Figure content listings:
--
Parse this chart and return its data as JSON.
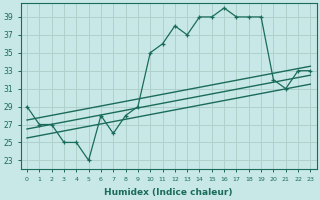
{
  "xlabel": "Humidex (Indice chaleur)",
  "background_color": "#c8e8e8",
  "grid_color": "#b0d0cc",
  "line_color": "#1a6b5a",
  "xlim": [
    -0.5,
    23.5
  ],
  "ylim": [
    22.0,
    40.5
  ],
  "yticks": [
    23,
    25,
    27,
    29,
    31,
    33,
    35,
    37,
    39
  ],
  "xticks": [
    0,
    1,
    2,
    3,
    4,
    5,
    6,
    7,
    8,
    9,
    10,
    11,
    12,
    13,
    14,
    15,
    16,
    17,
    18,
    19,
    20,
    21,
    22,
    23
  ],
  "main_y": [
    29,
    27,
    27,
    25,
    25,
    23,
    28,
    26,
    28,
    29,
    35,
    36,
    38,
    37,
    39,
    39,
    40,
    39,
    39,
    39,
    32,
    31,
    33,
    33
  ],
  "reg_x0": 0,
  "reg_x1": 23,
  "reg_line_y0": 26.5,
  "reg_line_y1": 32.5,
  "upper_band_y0": 27.5,
  "upper_band_y1": 33.5,
  "lower_band_y0": 25.5,
  "lower_band_y1": 31.5
}
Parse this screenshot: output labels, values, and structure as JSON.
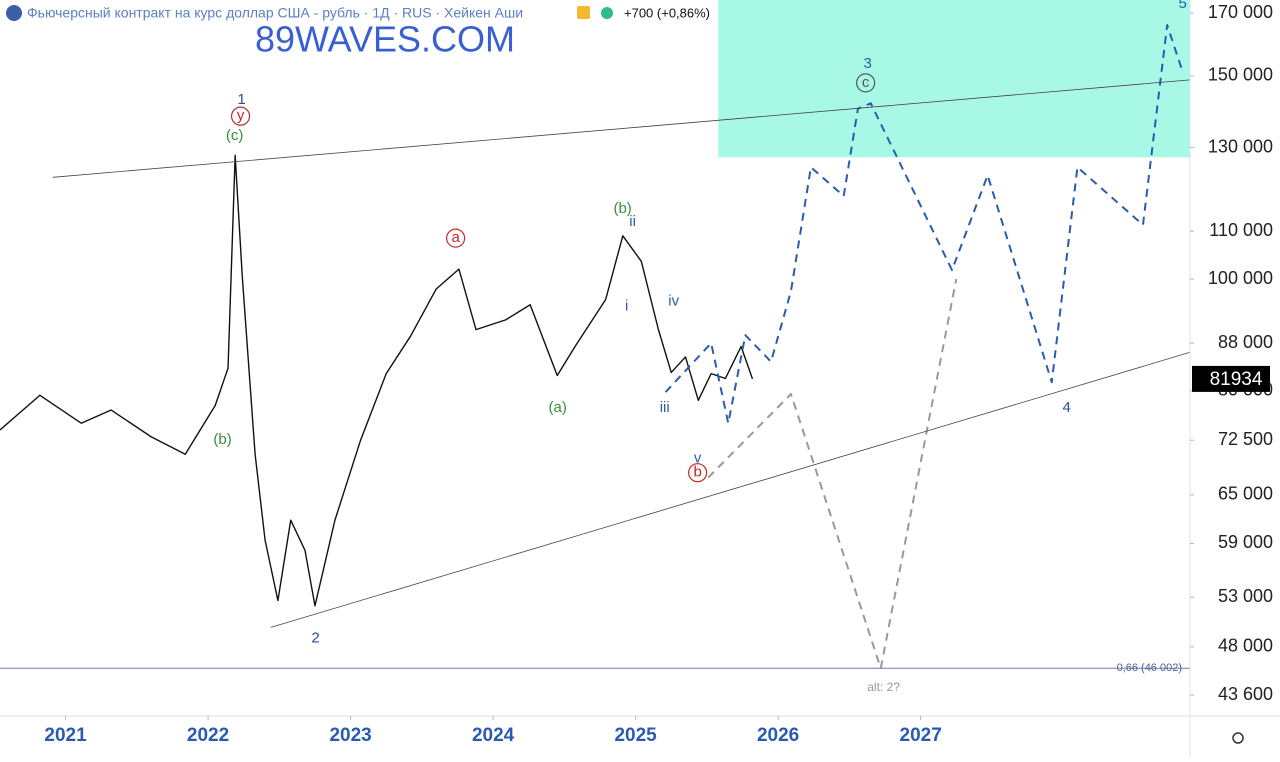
{
  "chart_data": {
    "type": "line",
    "title": "Фьючерсный контракт на курс доллар США - рубль · 1Д · RUS · Хейкен Аши",
    "change": "+700 (+0,86%)",
    "watermark": "89WAVES.COM",
    "log_scale": true,
    "xlim": [
      2020.54,
      2028.89
    ],
    "xticks": [
      2021,
      2022,
      2023,
      2024,
      2025,
      2026,
      2027
    ],
    "ylim": [
      41900,
      174500
    ],
    "yticks": [
      {
        "value": 170000,
        "label": "170 000"
      },
      {
        "value": 150000,
        "label": "150 000"
      },
      {
        "value": 130000,
        "label": "130 000"
      },
      {
        "value": 110000,
        "label": "110 000"
      },
      {
        "value": 100000,
        "label": "100 000"
      },
      {
        "value": 88000,
        "label": "88 000"
      },
      {
        "value": 80000,
        "label": "80 000"
      },
      {
        "value": 72500,
        "label": "72 500"
      },
      {
        "value": 65000,
        "label": "65 000"
      },
      {
        "value": 59000,
        "label": "59 000"
      },
      {
        "value": 53000,
        "label": "53 000"
      },
      {
        "value": 48000,
        "label": "48 000"
      },
      {
        "value": 43600,
        "label": "43 600"
      }
    ],
    "last_price": 81934,
    "fib_level": {
      "value": 46002,
      "label": "0,66 (46 002)"
    },
    "target_zone": {
      "x": [
        2025.58,
        2028.89
      ],
      "y": [
        127500,
        174500
      ],
      "color": "#a8f8e6"
    },
    "series": [
      {
        "color": "#111111",
        "style": "solid",
        "width": 1.4,
        "x": [
          2020.54,
          2020.82,
          2021.11,
          2021.32,
          2021.6,
          2021.84,
          2022.05,
          2022.14,
          2022.19,
          2022.24,
          2022.33,
          2022.4,
          2022.49,
          2022.58,
          2022.68,
          2022.75,
          2022.89,
          2023.07,
          2023.25,
          2023.42,
          2023.6,
          2023.76,
          2023.88,
          2024.09,
          2024.26,
          2024.45,
          2024.58,
          2024.79,
          2024.91,
          2025.04,
          2025.16,
          2025.25,
          2025.35,
          2025.44,
          2025.53,
          2025.63,
          2025.74,
          2025.82
        ],
        "values": [
          74000,
          79300,
          75000,
          77000,
          73000,
          70500,
          77700,
          83700,
          128000,
          100500,
          70500,
          59400,
          52650,
          61800,
          58200,
          52100,
          61800,
          72500,
          82800,
          89200,
          98000,
          102000,
          90400,
          92200,
          95000,
          82500,
          87600,
          96000,
          109000,
          103600,
          90400,
          83000,
          85600,
          78500,
          82800,
          82000,
          87400,
          81934
        ]
      },
      {
        "color": "#2a5bb0",
        "style": "dashed",
        "width": 2,
        "x": [
          2025.21,
          2025.53,
          2025.65,
          2025.77,
          2025.95,
          2026.09,
          2026.23,
          2026.46,
          2026.56,
          2026.65,
          2027.22,
          2027.47,
          2027.92,
          2028.1,
          2028.56,
          2028.73,
          2028.84
        ],
        "values": [
          79800,
          88000,
          75000,
          89400,
          84800,
          97600,
          125000,
          118000,
          140500,
          142000,
          101800,
          123000,
          81400,
          125000,
          111400,
          166000,
          151000
        ]
      },
      {
        "color": "#999999",
        "style": "dashed",
        "width": 2,
        "x": [
          2025.51,
          2026.09,
          2026.72,
          2027.25
        ],
        "values": [
          67300,
          79500,
          46000,
          100000
        ]
      },
      {
        "color": "#444444",
        "style": "solid",
        "width": 0.8,
        "x": [
          2020.91,
          2028.89
        ],
        "values": [
          122500,
          148800
        ]
      },
      {
        "color": "#444444",
        "style": "solid",
        "width": 0.8,
        "x": [
          2022.44,
          2028.89
        ],
        "values": [
          49900,
          86400
        ]
      }
    ],
    "annotations": [
      {
        "text": "1",
        "x": 2022.235,
        "y": 142900,
        "color": "#2a4f9e"
      },
      {
        "text": "y",
        "x": 2022.228,
        "y": 138400,
        "color": "#c62828",
        "circled": true
      },
      {
        "text": "(c)",
        "x": 2022.186,
        "y": 133000,
        "color": "#388e3c"
      },
      {
        "text": "(b)",
        "x": 2022.102,
        "y": 72500,
        "color": "#388e3c"
      },
      {
        "text": "2",
        "x": 2022.754,
        "y": 48800,
        "color": "#2a4f9e"
      },
      {
        "text": "a",
        "x": 2023.737,
        "y": 108500,
        "color": "#c62828",
        "circled": true
      },
      {
        "text": "(a)",
        "x": 2024.453,
        "y": 77270,
        "color": "#388e3c"
      },
      {
        "text": "(b)",
        "x": 2024.909,
        "y": 114970,
        "color": "#388e3c"
      },
      {
        "text": "ii",
        "x": 2024.979,
        "y": 112000,
        "color": "#2a5bb0"
      },
      {
        "text": "i",
        "x": 2024.937,
        "y": 94700,
        "color": "#2a5bb0"
      },
      {
        "text": "iv",
        "x": 2025.267,
        "y": 95650,
        "color": "#2a5bb0"
      },
      {
        "text": "iii",
        "x": 2025.204,
        "y": 77270,
        "color": "#2a5bb0"
      },
      {
        "text": "v",
        "x": 2025.435,
        "y": 69900,
        "color": "#2a5bb0"
      },
      {
        "text": "b",
        "x": 2025.435,
        "y": 67950,
        "color": "#c62828",
        "circled": true
      },
      {
        "text": "3",
        "x": 2026.628,
        "y": 153600,
        "color": "#2a5bb0"
      },
      {
        "text": "c",
        "x": 2026.614,
        "y": 147900,
        "color": "#555555",
        "circled": true
      },
      {
        "text": "4",
        "x": 2028.025,
        "y": 77270,
        "color": "#2a4f9e"
      },
      {
        "text": "5",
        "x": 2028.839,
        "y": 173100,
        "color": "#2a5bb0"
      },
      {
        "text": "alt: 2?",
        "x": 2026.74,
        "y": 44220,
        "color": "#999999"
      }
    ]
  }
}
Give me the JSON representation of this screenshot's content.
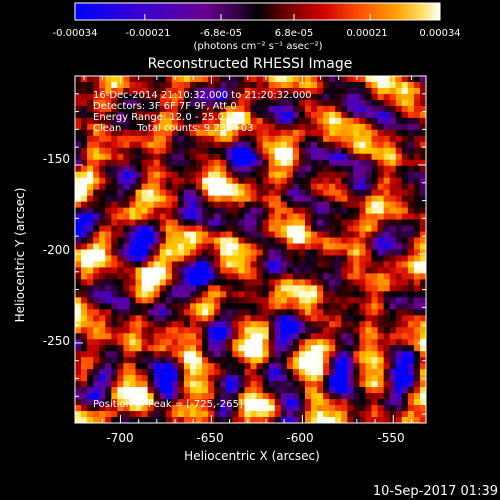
{
  "colorbar": {
    "ticks": [
      "-0.00034",
      "-0.00021",
      "-6.8e-05",
      "6.8e-05",
      "0.00021",
      "0.00034"
    ],
    "tick_values": [
      -0.00034,
      -0.00021,
      -6.8e-05,
      6.8e-05,
      0.00021,
      0.00034
    ],
    "range": [
      -0.00034,
      0.00034
    ],
    "units": "(photons cm⁻² s⁻¹ asec⁻²)",
    "colormap": [
      "#0000ff",
      "#3a00d0",
      "#6a0090",
      "#300040",
      "#000000",
      "#5a0000",
      "#c00000",
      "#ff4000",
      "#ff9000",
      "#ffd000",
      "#ffffe0",
      "#ffffff"
    ]
  },
  "info": {
    "line1": "16-Dec-2014 21:10:32.000 to 21:20:32.000",
    "line2": "Detectors: 3F 6F 7F 9F, Att 0",
    "line3": "Energy Range: 12.0 - 25.0 keV",
    "line4": "Clean     Total counts: 9.23E+03",
    "peak": "Position of Peak = [-725,-265]"
  },
  "footer": {
    "timestamp": "10-Sep-2017 01:39"
  },
  "chart_data": {
    "type": "heatmap",
    "title": "Reconstructed RHESSI Image",
    "xlabel": "Heliocentric X (arcsec)",
    "ylabel": "Heliocentric Y (arcsec)",
    "xlim": [
      -725,
      -532
    ],
    "ylim": [
      -295,
      -100
    ],
    "xticks": [
      -700,
      -650,
      -600,
      -550
    ],
    "yticks": [
      -150,
      -200,
      -250
    ],
    "peak": [
      -725,
      -265
    ],
    "grid": false,
    "value_range": [
      -0.00034,
      0.00034
    ]
  }
}
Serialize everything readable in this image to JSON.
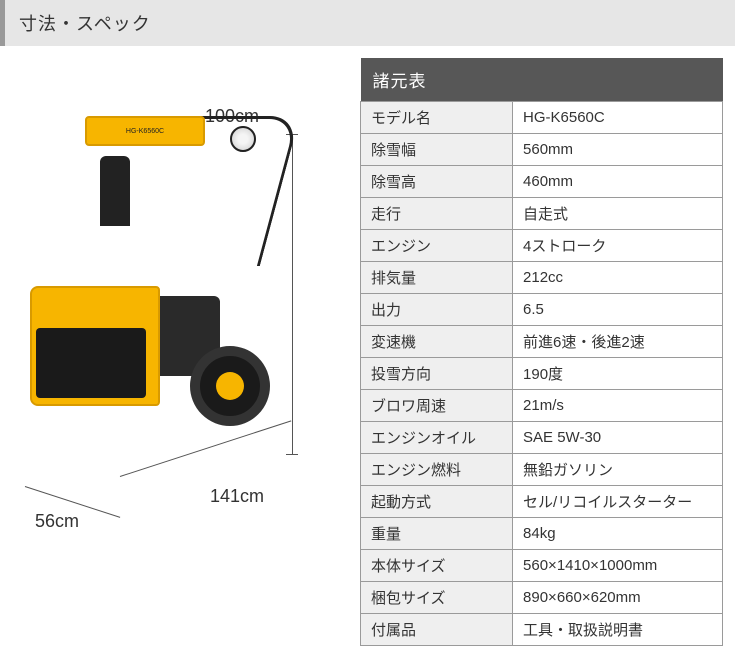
{
  "header": {
    "title": "寸法・スペック"
  },
  "dimensions": {
    "height": "100cm",
    "length": "141cm",
    "width": "56cm"
  },
  "product_label": "HG-K6560C",
  "spec_table": {
    "title": "諸元表",
    "rows": [
      {
        "label": "モデル名",
        "value": "HG-K6560C"
      },
      {
        "label": "除雪幅",
        "value": "560mm"
      },
      {
        "label": "除雪高",
        "value": "460mm"
      },
      {
        "label": "走行",
        "value": "自走式"
      },
      {
        "label": "エンジン",
        "value": "4ストローク"
      },
      {
        "label": "排気量",
        "value": "212cc"
      },
      {
        "label": "出力",
        "value": "6.5"
      },
      {
        "label": "変速機",
        "value": "前進6速・後進2速"
      },
      {
        "label": "投雪方向",
        "value": "190度"
      },
      {
        "label": "ブロワ周速",
        "value": "21m/s"
      },
      {
        "label": "エンジンオイル",
        "value": "SAE 5W-30"
      },
      {
        "label": "エンジン燃料",
        "value": "無鉛ガソリン"
      },
      {
        "label": "起動方式",
        "value": "セル/リコイルスターター"
      },
      {
        "label": "重量",
        "value": "84kg"
      },
      {
        "label": "本体サイズ",
        "value": "560×1410×1000mm"
      },
      {
        "label": "梱包サイズ",
        "value": "890×660×620mm"
      },
      {
        "label": "付属品",
        "value": "工具・取扱説明書"
      }
    ]
  },
  "styling": {
    "header_bg": "#e6e6e6",
    "header_accent": "#999999",
    "table_header_bg": "#575757",
    "table_header_fg": "#ffffff",
    "label_cell_bg": "#efefef",
    "value_cell_bg": "#ffffff",
    "border_color": "#9a9a9a",
    "product_color": "#f7b500",
    "text_color": "#333333",
    "font_size_header": 18,
    "font_size_table_title": 17,
    "font_size_cell": 15,
    "font_size_dim": 18
  }
}
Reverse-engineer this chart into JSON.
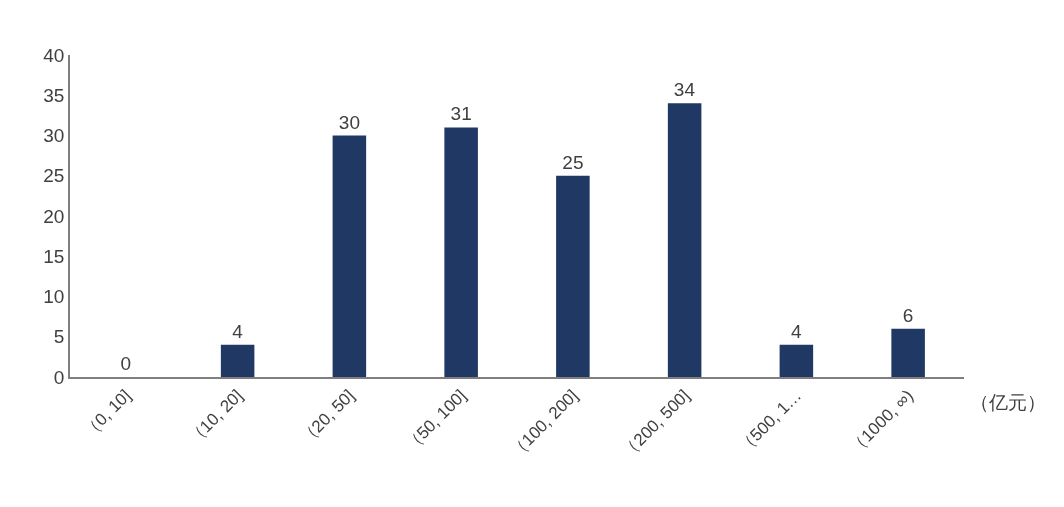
{
  "chart_data": {
    "type": "bar",
    "xlabel": "（亿元）",
    "categories": [
      "（0, 10]",
      "（10, 20]",
      "（20, 50]",
      "（50, 100]",
      "（100, 200]",
      "（200, 500]",
      "（500, 1…",
      "（1000, ∞)"
    ],
    "values": [
      0,
      4,
      30,
      31,
      25,
      34,
      4,
      6
    ],
    "color": "#1f3864",
    "ylim": [
      0,
      40
    ],
    "yticks": [
      0,
      5,
      10,
      15,
      20,
      25,
      30,
      35,
      40
    ],
    "legend": false,
    "data_labels": true
  }
}
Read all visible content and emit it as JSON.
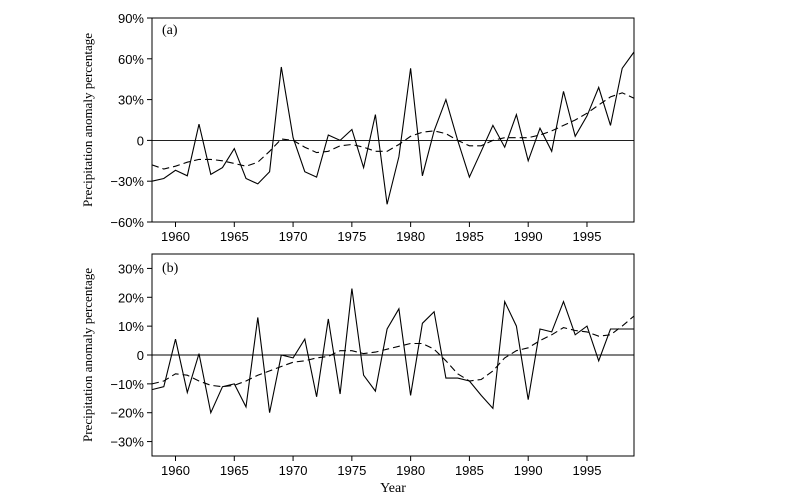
{
  "figure": {
    "xlabel": "Year"
  },
  "chart_data": [
    {
      "type": "line",
      "panel_label": "(a)",
      "ylabel": "Precipitation anomaly percentage",
      "xlim": [
        1958,
        1999
      ],
      "ylim": [
        -60,
        90
      ],
      "x_ticks": [
        1960,
        1965,
        1970,
        1975,
        1980,
        1985,
        1990,
        1995
      ],
      "y_ticks": [
        -60,
        -30,
        0,
        30,
        60,
        90
      ],
      "y_tick_labels": [
        "−60%",
        "−30%",
        "0",
        "30%",
        "60%",
        "90%"
      ],
      "zero_line": true,
      "grid": false,
      "series": [
        {
          "style": "solid",
          "x": [
            1958,
            1959,
            1960,
            1961,
            1962,
            1963,
            1964,
            1965,
            1966,
            1967,
            1968,
            1969,
            1970,
            1971,
            1972,
            1973,
            1974,
            1975,
            1976,
            1977,
            1978,
            1979,
            1980,
            1981,
            1982,
            1983,
            1984,
            1985,
            1986,
            1987,
            1988,
            1989,
            1990,
            1991,
            1992,
            1993,
            1994,
            1995,
            1996,
            1997,
            1998,
            1999
          ],
          "y": [
            -30,
            -28,
            -22,
            -26,
            12,
            -25,
            -20,
            -6,
            -28,
            -32,
            -23,
            54,
            2,
            -23,
            -27,
            4,
            0,
            8,
            -20,
            19,
            -47,
            -12,
            53,
            -26,
            7,
            30,
            0,
            -27,
            -8,
            11,
            -5,
            19,
            -15,
            9,
            -8,
            36,
            3,
            18,
            39,
            11,
            53,
            65
          ]
        },
        {
          "style": "dashed",
          "x": [
            1958,
            1959,
            1960,
            1961,
            1962,
            1963,
            1964,
            1965,
            1966,
            1967,
            1968,
            1969,
            1970,
            1971,
            1972,
            1973,
            1974,
            1975,
            1976,
            1977,
            1978,
            1979,
            1980,
            1981,
            1982,
            1983,
            1984,
            1985,
            1986,
            1987,
            1988,
            1989,
            1990,
            1991,
            1992,
            1993,
            1994,
            1995,
            1996,
            1997,
            1998,
            1999
          ],
          "y": [
            -18,
            -21,
            -19,
            -16,
            -14,
            -14,
            -15,
            -17,
            -19,
            -16,
            -8,
            1,
            0,
            -5,
            -9,
            -8,
            -4,
            -3,
            -5,
            -8,
            -8,
            -3,
            3,
            6,
            7,
            5,
            0,
            -4,
            -4,
            0,
            2,
            2,
            2,
            4,
            7,
            11,
            15,
            20,
            26,
            32,
            35,
            31
          ]
        }
      ]
    },
    {
      "type": "line",
      "panel_label": "(b)",
      "ylabel": "Precipitation anomaly percentage",
      "xlim": [
        1958,
        1999
      ],
      "ylim": [
        -35,
        35
      ],
      "x_ticks": [
        1960,
        1965,
        1970,
        1975,
        1980,
        1985,
        1990,
        1995
      ],
      "y_ticks": [
        -30,
        -20,
        -10,
        0,
        10,
        20,
        30
      ],
      "y_tick_labels": [
        "−30%",
        "−20%",
        "−10%",
        "0",
        "10%",
        "20%",
        "30%"
      ],
      "zero_line": true,
      "grid": false,
      "series": [
        {
          "style": "solid",
          "x": [
            1958,
            1959,
            1960,
            1961,
            1962,
            1963,
            1964,
            1965,
            1966,
            1967,
            1968,
            1969,
            1970,
            1971,
            1972,
            1973,
            1974,
            1975,
            1976,
            1977,
            1978,
            1979,
            1980,
            1981,
            1982,
            1983,
            1984,
            1985,
            1986,
            1987,
            1988,
            1989,
            1990,
            1991,
            1992,
            1993,
            1994,
            1995,
            1996,
            1997,
            1998,
            1999
          ],
          "y": [
            -12,
            -11,
            5.5,
            -13,
            0.5,
            -20,
            -11,
            -10,
            -18,
            13,
            -20,
            0,
            -1,
            5.5,
            -14.5,
            12.5,
            -13.5,
            23,
            -7,
            -12.5,
            9,
            16,
            -14,
            11,
            15,
            -8,
            -8,
            -9,
            -14,
            -18.5,
            18.5,
            10,
            -15.5,
            9,
            8,
            18.5,
            7,
            10,
            -2,
            9,
            9,
            9
          ]
        },
        {
          "style": "dashed",
          "x": [
            1958,
            1959,
            1960,
            1961,
            1962,
            1963,
            1964,
            1965,
            1966,
            1967,
            1968,
            1969,
            1970,
            1971,
            1972,
            1973,
            1974,
            1975,
            1976,
            1977,
            1978,
            1979,
            1980,
            1981,
            1982,
            1983,
            1984,
            1985,
            1986,
            1987,
            1988,
            1989,
            1990,
            1991,
            1992,
            1993,
            1994,
            1995,
            1996,
            1997,
            1998,
            1999
          ],
          "y": [
            -10,
            -9,
            -6.5,
            -7,
            -9,
            -10.5,
            -11,
            -10.5,
            -9,
            -7,
            -5.5,
            -4,
            -2.5,
            -2,
            -1,
            -0.5,
            1.5,
            1.5,
            0.5,
            1,
            2,
            3,
            4,
            4,
            2,
            -2,
            -6.5,
            -9,
            -8.5,
            -5.5,
            -1,
            1.5,
            2.5,
            5,
            7,
            9.5,
            8.5,
            8,
            6.5,
            7,
            10,
            13.5
          ]
        }
      ]
    }
  ]
}
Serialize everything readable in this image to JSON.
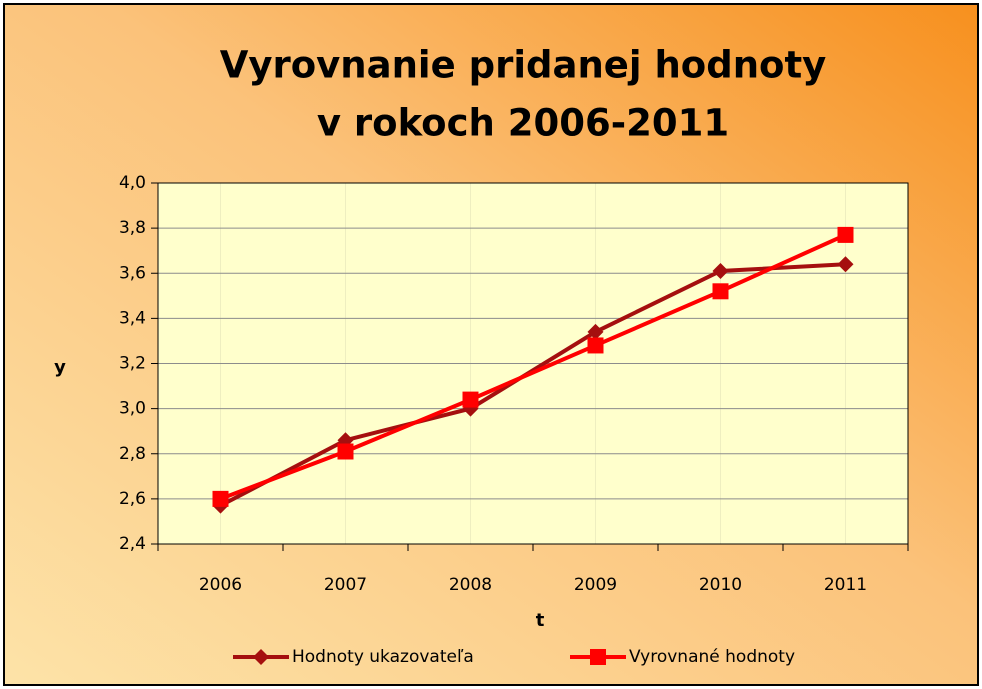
{
  "chart_data": {
    "type": "line",
    "title": [
      "Vyrovnanie pridanej hodnoty",
      "v rokoch 2006-2011"
    ],
    "xlabel": "t",
    "ylabel": "y",
    "categories": [
      "2006",
      "2007",
      "2008",
      "2009",
      "2010",
      "2011"
    ],
    "series": [
      {
        "name": "Hodnoty ukazovateľa",
        "color": "#a50f0f",
        "marker": "diamond",
        "values": [
          2.57,
          2.86,
          3.0,
          3.34,
          3.61,
          3.64
        ]
      },
      {
        "name": "Vyrovnané hodnoty",
        "color": "#ff0000",
        "marker": "square",
        "values": [
          2.6,
          2.81,
          3.04,
          3.28,
          3.52,
          3.77
        ]
      }
    ],
    "ylim": [
      2.4,
      4.0
    ],
    "yticks": [
      {
        "value": 2.4,
        "label": "2,4"
      },
      {
        "value": 2.6,
        "label": "2,6"
      },
      {
        "value": 2.8,
        "label": "2,8"
      },
      {
        "value": 3.0,
        "label": "3,0"
      },
      {
        "value": 3.2,
        "label": "3,2"
      },
      {
        "value": 3.4,
        "label": "3,4"
      },
      {
        "value": 3.6,
        "label": "3,6"
      },
      {
        "value": 3.8,
        "label": "3,8"
      },
      {
        "value": 4.0,
        "label": "4,0"
      }
    ],
    "grid": true,
    "legend": "bottom"
  }
}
--
◆ **GIVEN TASK**:
Pick out all lines from the data above in which the word "Parse" appears.

◆ **SOLUTION TO THIS TASK**:
Parse this chart and return its data as JSON.
Parse this screenshot: output labels, values, and structure as JSON.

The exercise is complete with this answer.